■ Task
Find how many lines of the listing below include the word "underlying", then report the number by itself.

───── Records provided

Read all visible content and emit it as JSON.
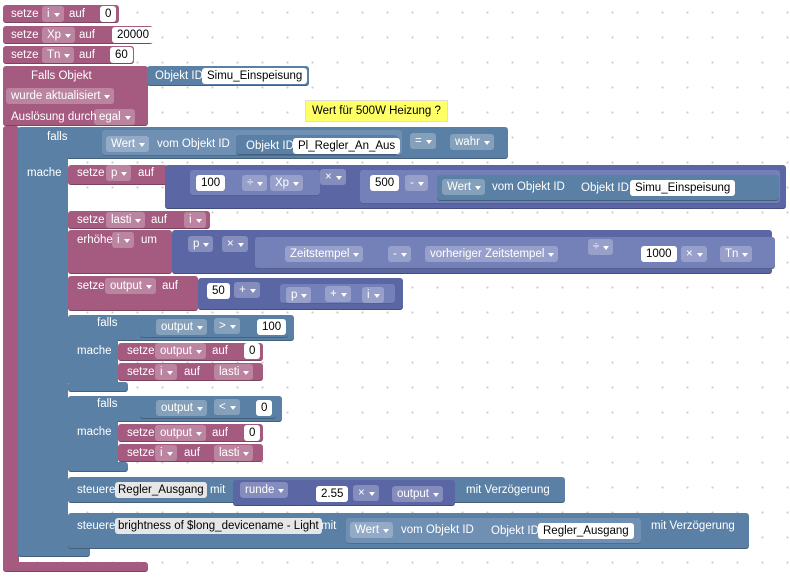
{
  "rows": [
    [
      "setze",
      "i",
      "auf",
      "0"
    ],
    [
      "setze",
      "Xp",
      "auf",
      "20000"
    ],
    [
      "setze",
      "Tn",
      "auf",
      "60"
    ],
    [
      "Falls Objekt",
      "Objekt ID",
      "Simu_Einspeisung"
    ],
    [
      "wurde aktualisiert"
    ],
    [
      "Wert für 500W Heizung ?"
    ],
    [
      "Auslösung durch",
      "egal"
    ],
    [
      "falls",
      "Wert",
      "vom Objekt ID",
      "Objekt ID",
      "Pl_Regler_An_Aus",
      "=",
      "wahr"
    ],
    [
      "mache"
    ],
    [
      "setze",
      "p",
      "auf",
      "100",
      "÷",
      "Xp",
      "×",
      "500",
      "-",
      "Wert",
      "vom Objekt ID",
      "Objekt ID",
      "Simu_Einspeisung"
    ],
    [
      "setze",
      "lasti",
      "auf",
      "i"
    ],
    [
      "erhöhe",
      "i",
      "um",
      "p",
      "×",
      "Zeitstempel",
      "-",
      "vorheriger Zeitstempel",
      "÷",
      "1000",
      "×",
      "Tn"
    ],
    [
      "setze",
      "output",
      "auf",
      "50",
      "+",
      "p",
      "+",
      "i"
    ],
    [
      "falls",
      "output",
      ">",
      "100"
    ],
    [
      "mache",
      "setze",
      "output",
      "auf",
      "0"
    ],
    [
      "setze",
      "i",
      "auf",
      "lasti"
    ],
    [
      "falls",
      "output",
      "<",
      "0"
    ],
    [
      "mache",
      "setze",
      "output",
      "auf",
      "0"
    ],
    [
      "setze",
      "i",
      "auf",
      "lasti"
    ],
    [
      "steuere",
      "Regler_Ausgang",
      "mit",
      "runde",
      "2.55",
      "×",
      "output",
      "mit Verzögerung"
    ],
    [
      "steuere",
      "brightness of $long_devicename - Light",
      "mit",
      "Wert",
      "vom Objekt ID",
      "Objekt ID",
      "Regler_Ausgang",
      "mit Verzögerung"
    ]
  ]
}
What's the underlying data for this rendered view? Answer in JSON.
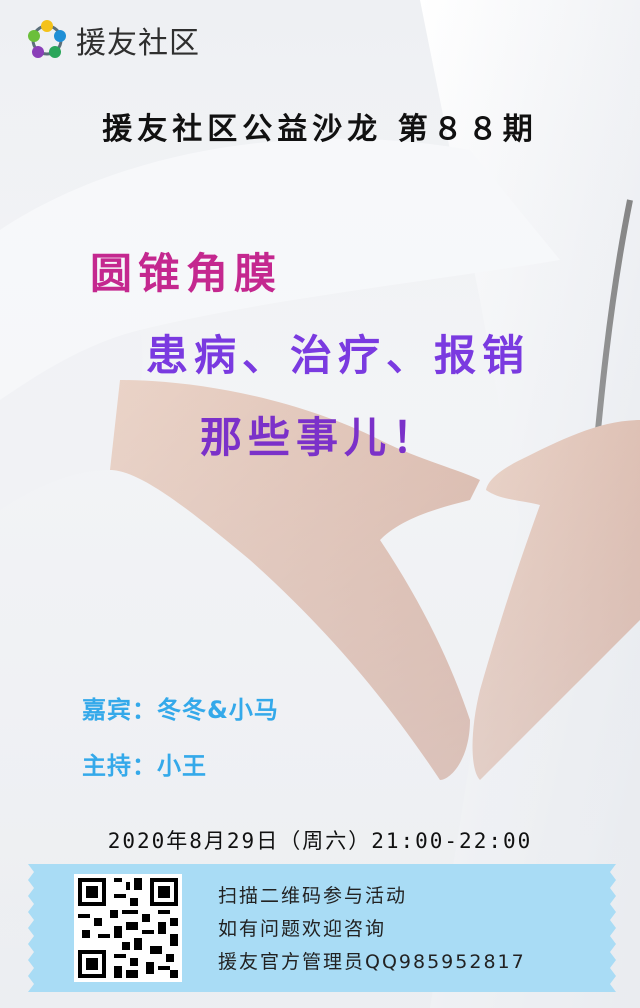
{
  "logo": {
    "text": "援友社区",
    "icon": "community-logo-icon"
  },
  "salon": {
    "title": "援友社区公益沙龙 第８８期"
  },
  "headline": {
    "line1": "圆锥角膜",
    "line2": "患病、治疗、报销",
    "line3": "那些事儿！"
  },
  "people": {
    "guest": "嘉宾：冬冬&小马",
    "host": "主持：小王"
  },
  "event": {
    "datetime": "2020年8月29日（周六）21:00-22:00"
  },
  "info": {
    "qr_icon": "qr-code-icon",
    "lines": [
      "扫描二维码参与活动",
      "如有问题欢迎咨询",
      "援友官方管理员QQ985952817"
    ]
  },
  "colors": {
    "headline_pink": "#c4288f",
    "headline_purple": "#7a3ae0",
    "people_blue": "#34a9ea",
    "info_box": "#a9dcf5"
  }
}
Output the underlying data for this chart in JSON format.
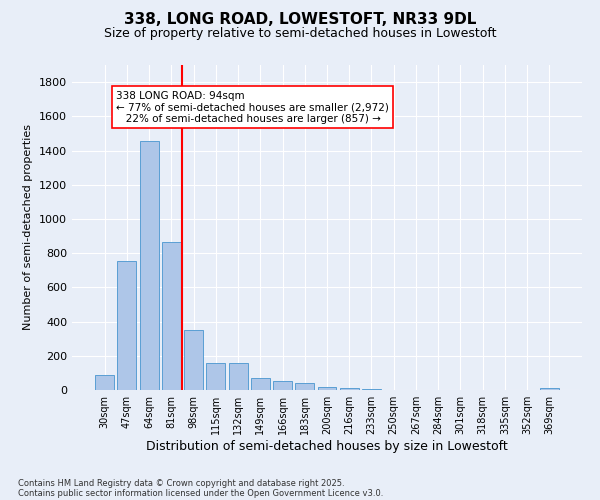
{
  "title1": "338, LONG ROAD, LOWESTOFT, NR33 9DL",
  "title2": "Size of property relative to semi-detached houses in Lowestoft",
  "xlabel": "Distribution of semi-detached houses by size in Lowestoft",
  "ylabel": "Number of semi-detached properties",
  "categories": [
    "30sqm",
    "47sqm",
    "64sqm",
    "81sqm",
    "98sqm",
    "115sqm",
    "132sqm",
    "149sqm",
    "166sqm",
    "183sqm",
    "200sqm",
    "216sqm",
    "233sqm",
    "250sqm",
    "267sqm",
    "284sqm",
    "301sqm",
    "318sqm",
    "335sqm",
    "352sqm",
    "369sqm"
  ],
  "values": [
    88,
    755,
    1455,
    868,
    350,
    155,
    155,
    72,
    55,
    42,
    18,
    10,
    5,
    2,
    2,
    1,
    1,
    0,
    0,
    0,
    12
  ],
  "bar_color": "#aec6e8",
  "bar_edge_color": "#5a9fd4",
  "vline_color": "red",
  "annotation_text": "338 LONG ROAD: 94sqm\n← 77% of semi-detached houses are smaller (2,972)\n   22% of semi-detached houses are larger (857) →",
  "annotation_box_color": "white",
  "annotation_box_edge_color": "red",
  "ylim": [
    0,
    1900
  ],
  "yticks": [
    0,
    200,
    400,
    600,
    800,
    1000,
    1200,
    1400,
    1600,
    1800
  ],
  "footnote1": "Contains HM Land Registry data © Crown copyright and database right 2025.",
  "footnote2": "Contains public sector information licensed under the Open Government Licence v3.0.",
  "bg_color": "#e8eef8",
  "grid_color": "#ffffff",
  "title1_fontsize": 11,
  "title2_fontsize": 9,
  "xlabel_fontsize": 9,
  "ylabel_fontsize": 8,
  "annot_fontsize": 7.5
}
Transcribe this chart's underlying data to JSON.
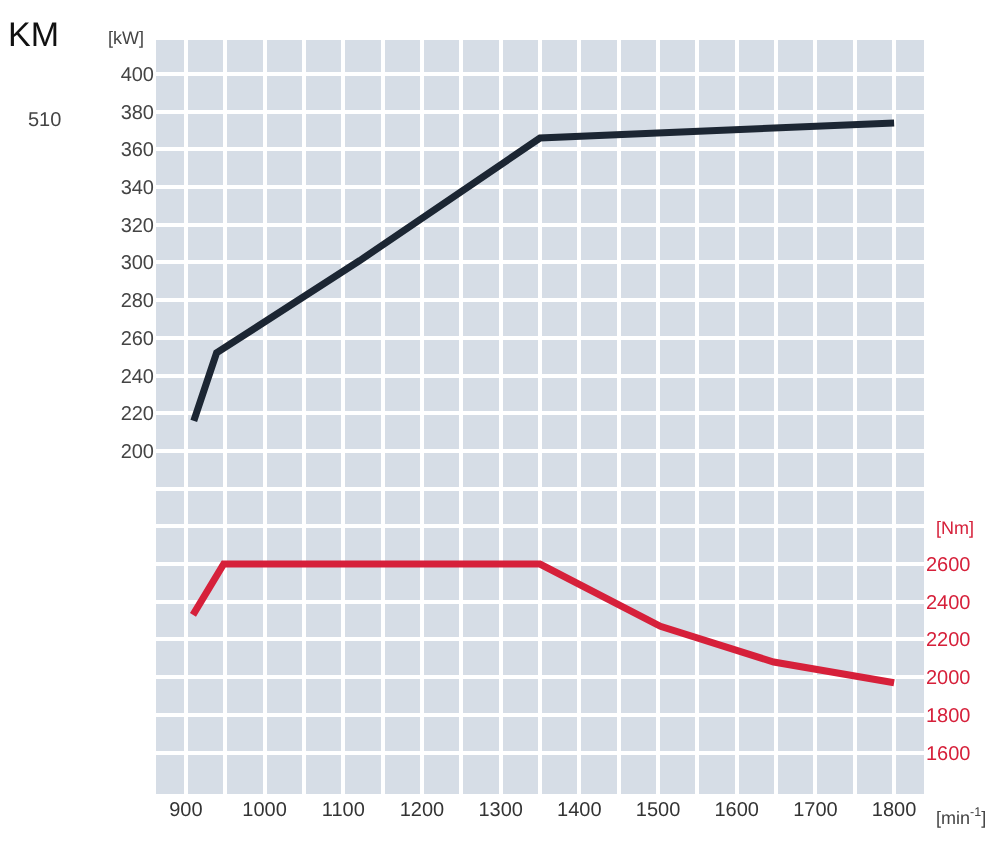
{
  "chart_data": {
    "type": "line",
    "annotations": [
      "KM",
      "510"
    ],
    "xlabel": "[min$^{-1}$]",
    "ylabel": "[kW]",
    "y2label": "[Nm]",
    "series": [
      {
        "color": "#1c2633",
        "x": [
          910,
          939,
          1121,
          1350,
          1800
        ],
        "values": [
          216,
          252,
          301,
          366,
          374
        ]
      },
      {
        "color": "#d6203a",
        "axis": "y2",
        "x": [
          909,
          948,
          1350,
          1503,
          1647,
          1800
        ],
        "values": [
          2330,
          2600,
          2600,
          2270,
          2080,
          1970
        ]
      }
    ],
    "xlim": [
      862,
      1838
    ],
    "xticks": [
      900,
      {
        "value": 950,
        "label": null
      },
      1000,
      {
        "value": 1050,
        "label": null
      },
      1100,
      {
        "value": 1150,
        "label": null
      },
      1200,
      {
        "value": 1250,
        "label": null
      },
      1300,
      {
        "value": 1350,
        "label": null
      },
      1400,
      {
        "value": 1450,
        "label": null
      },
      1500,
      {
        "value": 1550,
        "label": null
      },
      1600,
      {
        "value": 1650,
        "label": null
      },
      1700,
      {
        "value": 1750,
        "label": null
      },
      1800
    ],
    "ylim": [
      18,
      418
    ],
    "yticks": [
      {
        "value": 40,
        "label": null
      },
      {
        "value": 60,
        "label": null
      },
      {
        "value": 80,
        "label": null
      },
      {
        "value": 100,
        "label": null
      },
      {
        "value": 120,
        "label": null
      },
      {
        "value": 140,
        "label": null
      },
      {
        "value": 160,
        "label": null
      },
      {
        "value": 180,
        "label": null
      },
      200,
      220,
      240,
      260,
      280,
      300,
      320,
      340,
      360,
      380,
      400
    ],
    "y2lim": [
      1380,
      5380
    ],
    "y2ticks": [
      1600,
      1800,
      2000,
      2200,
      2400,
      2600
    ],
    "grid": true,
    "marker": "none",
    "line_style": "solid"
  }
}
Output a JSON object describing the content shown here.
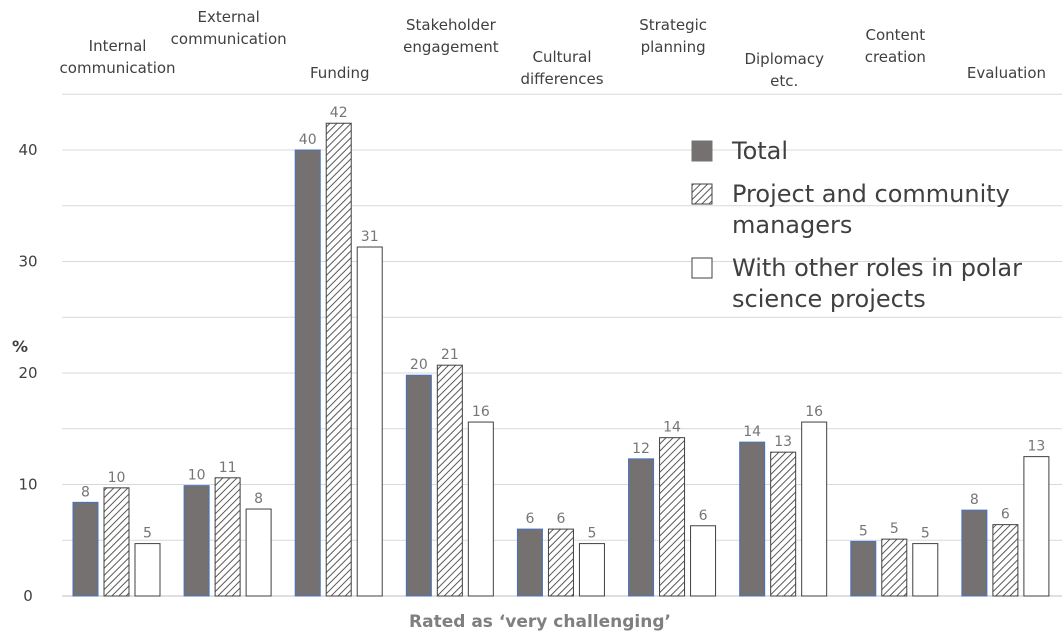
{
  "chart_data": {
    "type": "bar",
    "categories": [
      [
        "Internal",
        "communication"
      ],
      [
        "External",
        "communication"
      ],
      [
        "Funding"
      ],
      [
        "Stakeholder",
        "engagement"
      ],
      [
        "Cultural",
        "differences"
      ],
      [
        "Strategic",
        "planning"
      ],
      [
        "Diplomacy",
        "etc."
      ],
      [
        "Content",
        "creation"
      ],
      [
        "Evaluation"
      ]
    ],
    "series": [
      {
        "name": "Total",
        "values": [
          8.4,
          9.9,
          40.0,
          19.8,
          6.0,
          12.3,
          13.8,
          4.9,
          7.7
        ],
        "labels": [
          "8",
          "10",
          "40",
          "20",
          "6",
          "12",
          "14",
          "5",
          "8"
        ],
        "fill": "#767171",
        "pattern": "solid"
      },
      {
        "name": "Project and community managers",
        "values": [
          9.7,
          10.6,
          42.4,
          20.7,
          6.0,
          14.2,
          12.9,
          5.1,
          6.4
        ],
        "labels": [
          "10",
          "11",
          "42",
          "21",
          "6",
          "14",
          "13",
          "5",
          "6"
        ],
        "fill": "#ffffff",
        "pattern": "hatch"
      },
      {
        "name": "With other roles in polar science projects",
        "values": [
          4.7,
          7.8,
          31.3,
          15.6,
          4.7,
          6.3,
          15.6,
          4.7,
          12.5
        ],
        "labels": [
          "5",
          "8",
          "31",
          "16",
          "5",
          "6",
          "16",
          "5",
          "13"
        ],
        "fill": "#ffffff",
        "pattern": "none"
      }
    ],
    "y_ticks": [
      0,
      10,
      20,
      30,
      40
    ],
    "ylim": [
      0,
      45
    ],
    "ylabel": "%",
    "xlabel": "Rated as ‘very challenging’",
    "grid": true,
    "legend_position": "top-right",
    "legend_lines": [
      [
        "Total"
      ],
      [
        "Project and community",
        "managers"
      ],
      [
        "With other roles in polar",
        "science projects"
      ]
    ],
    "colors": {
      "total": "#767171",
      "bar_border": "#4472c4",
      "outline": "#404040",
      "gridline": "#d9d9d9",
      "value_text": "#767676"
    }
  }
}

──────────

■ Final result
3